*Requirement*. Restate the full listing word for word and leave the pictures out.

*Data to use*.
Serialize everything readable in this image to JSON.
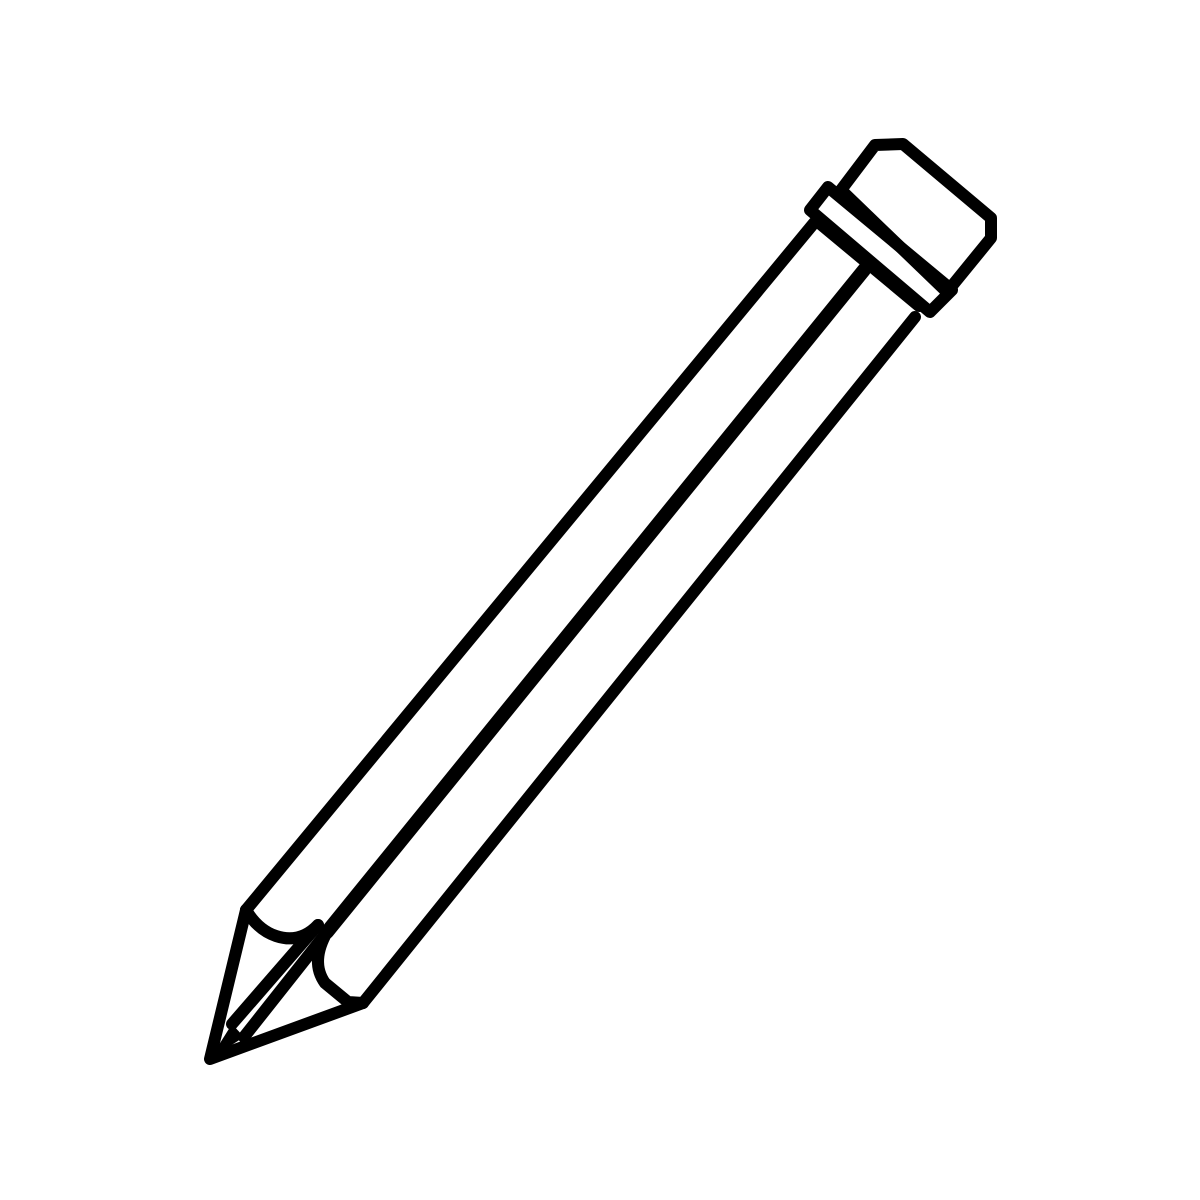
{
  "image": {
    "background_color": "#ffffff",
    "line_color": "#000000",
    "icon": "pencil-icon"
  }
}
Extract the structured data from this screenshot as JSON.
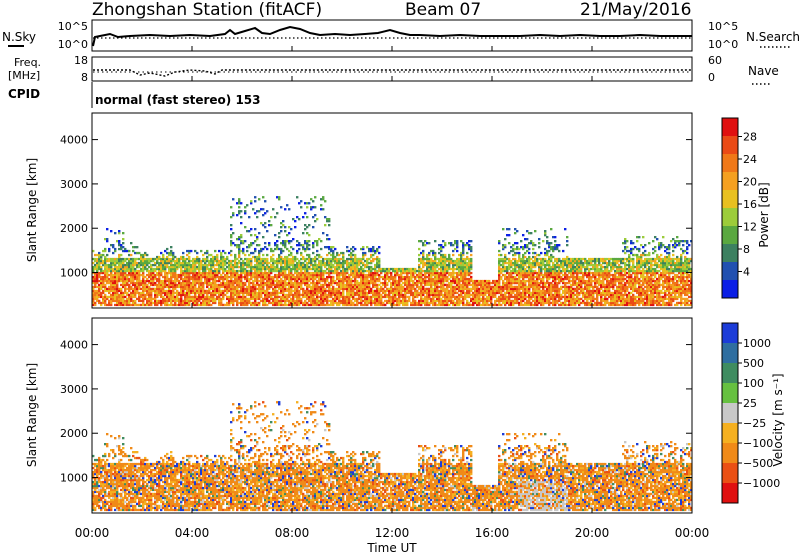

*Output*.
Serialize everything readable in this image to JSON.
{
  "image": {
    "background_color": "#ffffff",
    "line_color": "#000000",
    "icon": "pencil-icon"
  }
}
Extract the structured data from this screenshot as JSON.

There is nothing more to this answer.